>> begin Source records

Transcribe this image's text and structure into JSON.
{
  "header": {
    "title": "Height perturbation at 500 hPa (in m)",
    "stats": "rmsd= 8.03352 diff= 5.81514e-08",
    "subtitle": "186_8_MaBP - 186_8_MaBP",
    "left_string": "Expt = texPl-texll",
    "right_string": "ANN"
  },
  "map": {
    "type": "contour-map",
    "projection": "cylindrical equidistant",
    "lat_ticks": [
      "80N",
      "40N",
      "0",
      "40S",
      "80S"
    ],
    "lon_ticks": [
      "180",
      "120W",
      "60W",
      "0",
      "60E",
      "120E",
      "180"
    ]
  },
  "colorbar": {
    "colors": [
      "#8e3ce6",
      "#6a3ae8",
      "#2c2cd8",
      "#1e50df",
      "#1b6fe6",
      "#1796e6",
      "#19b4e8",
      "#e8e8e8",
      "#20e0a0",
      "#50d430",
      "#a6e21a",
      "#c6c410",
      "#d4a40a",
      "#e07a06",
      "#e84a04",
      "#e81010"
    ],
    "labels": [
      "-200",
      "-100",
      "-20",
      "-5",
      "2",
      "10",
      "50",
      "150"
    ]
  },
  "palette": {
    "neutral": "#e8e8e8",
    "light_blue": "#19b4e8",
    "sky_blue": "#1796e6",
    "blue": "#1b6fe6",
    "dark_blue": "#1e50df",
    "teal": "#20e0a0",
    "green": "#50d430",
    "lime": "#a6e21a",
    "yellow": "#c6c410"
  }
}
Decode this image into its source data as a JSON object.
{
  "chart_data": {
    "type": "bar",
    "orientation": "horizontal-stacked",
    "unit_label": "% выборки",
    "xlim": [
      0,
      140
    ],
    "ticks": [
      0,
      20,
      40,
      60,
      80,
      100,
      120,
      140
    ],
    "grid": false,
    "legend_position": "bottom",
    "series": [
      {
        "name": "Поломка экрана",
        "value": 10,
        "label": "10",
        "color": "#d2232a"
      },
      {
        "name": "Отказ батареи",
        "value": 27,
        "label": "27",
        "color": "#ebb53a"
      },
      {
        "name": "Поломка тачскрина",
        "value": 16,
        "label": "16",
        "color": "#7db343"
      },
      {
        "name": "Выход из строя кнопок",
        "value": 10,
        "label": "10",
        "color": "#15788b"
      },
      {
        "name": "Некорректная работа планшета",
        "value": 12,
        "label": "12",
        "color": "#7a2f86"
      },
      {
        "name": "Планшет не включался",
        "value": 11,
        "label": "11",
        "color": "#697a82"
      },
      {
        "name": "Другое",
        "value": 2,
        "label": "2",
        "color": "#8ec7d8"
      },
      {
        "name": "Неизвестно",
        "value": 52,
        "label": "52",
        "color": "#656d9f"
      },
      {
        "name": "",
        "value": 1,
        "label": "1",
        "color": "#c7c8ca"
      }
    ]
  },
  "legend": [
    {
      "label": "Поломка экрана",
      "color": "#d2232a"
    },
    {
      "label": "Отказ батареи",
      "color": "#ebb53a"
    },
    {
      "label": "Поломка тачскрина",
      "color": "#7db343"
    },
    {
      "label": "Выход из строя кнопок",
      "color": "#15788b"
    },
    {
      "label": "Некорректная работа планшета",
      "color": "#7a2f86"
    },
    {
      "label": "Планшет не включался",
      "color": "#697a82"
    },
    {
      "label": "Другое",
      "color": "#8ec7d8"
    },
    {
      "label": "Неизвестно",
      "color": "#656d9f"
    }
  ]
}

>> end Source records

** Aim **
Repeat the material above in full, exactly as it stands.

** Solution to this exercise **
Transcribe this image's text and structure into JSON.
{
  "header": {
    "title": "Height perturbation at 500 hPa (in m)",
    "stats": "rmsd= 8.03352 diff= 5.81514e-08",
    "subtitle": "186_8_MaBP - 186_8_MaBP",
    "left_string": "Expt = texPl-texll",
    "right_string": "ANN"
  },
  "map": {
    "type": "contour-map",
    "projection": "cylindrical equidistant",
    "lat_ticks": [
      "80N",
      "40N",
      "0",
      "40S",
      "80S"
    ],
    "lon_ticks": [
      "180",
      "120W",
      "60W",
      "0",
      "60E",
      "120E",
      "180"
    ]
  },
  "colorbar": {
    "colors": [
      "#8e3ce6",
      "#6a3ae8",
      "#2c2cd8",
      "#1e50df",
      "#1b6fe6",
      "#1796e6",
      "#19b4e8",
      "#e8e8e8",
      "#20e0a0",
      "#50d430",
      "#a6e21a",
      "#c6c410",
      "#d4a40a",
      "#e07a06",
      "#e84a04",
      "#e81010"
    ],
    "labels": [
      "-200",
      "-100",
      "-20",
      "-5",
      "2",
      "10",
      "50",
      "150"
    ]
  },
  "palette": {
    "neutral": "#e8e8e8",
    "light_blue": "#19b4e8",
    "sky_blue": "#1796e6",
    "blue": "#1b6fe6",
    "dark_blue": "#1e50df",
    "teal": "#20e0a0",
    "green": "#50d430",
    "lime": "#a6e21a",
    "yellow": "#c6c410"
  }
}
Decode this image into its source data as a JSON object.
{
  "chart_data": {
    "type": "bar",
    "orientation": "horizontal-stacked",
    "unit_label": "% выборки",
    "xlim": [
      0,
      140
    ],
    "ticks": [
      0,
      20,
      40,
      60,
      80,
      100,
      120,
      140
    ],
    "grid": false,
    "legend_position": "bottom",
    "series": [
      {
        "name": "Поломка экрана",
        "value": 10,
        "label": "10",
        "color": "#d2232a"
      },
      {
        "name": "Отказ батареи",
        "value": 27,
        "label": "27",
        "color": "#ebb53a"
      },
      {
        "name": "Поломка тачскрина",
        "value": 16,
        "label": "16",
        "color": "#7db343"
      },
      {
        "name": "Выход из строя кнопок",
        "value": 10,
        "label": "10",
        "color": "#15788b"
      },
      {
        "name": "Некорректная работа планшета",
        "value": 12,
        "label": "12",
        "color": "#7a2f86"
      },
      {
        "name": "Планшет не включался",
        "value": 11,
        "label": "11",
        "color": "#697a82"
      },
      {
        "name": "Другое",
        "value": 2,
        "label": "2",
        "color": "#8ec7d8"
      },
      {
        "name": "Неизвестно",
        "value": 52,
        "label": "52",
        "color": "#656d9f"
      },
      {
        "name": "",
        "value": 1,
        "label": "1",
        "color": "#c7c8ca"
      }
    ]
  },
  "legend": [
    {
      "label": "Поломка экрана",
      "color": "#d2232a"
    },
    {
      "label": "Отказ батареи",
      "color": "#ebb53a"
    },
    {
      "label": "Поломка тачскрина",
      "color": "#7db343"
    },
    {
      "label": "Выход из строя кнопок",
      "color": "#15788b"
    },
    {
      "label": "Некорректная работа планшета",
      "color": "#7a2f86"
    },
    {
      "label": "Планшет не включался",
      "color": "#697a82"
    },
    {
      "label": "Другое",
      "color": "#8ec7d8"
    },
    {
      "label": "Неизвестно",
      "color": "#656d9f"
    }
  ]
}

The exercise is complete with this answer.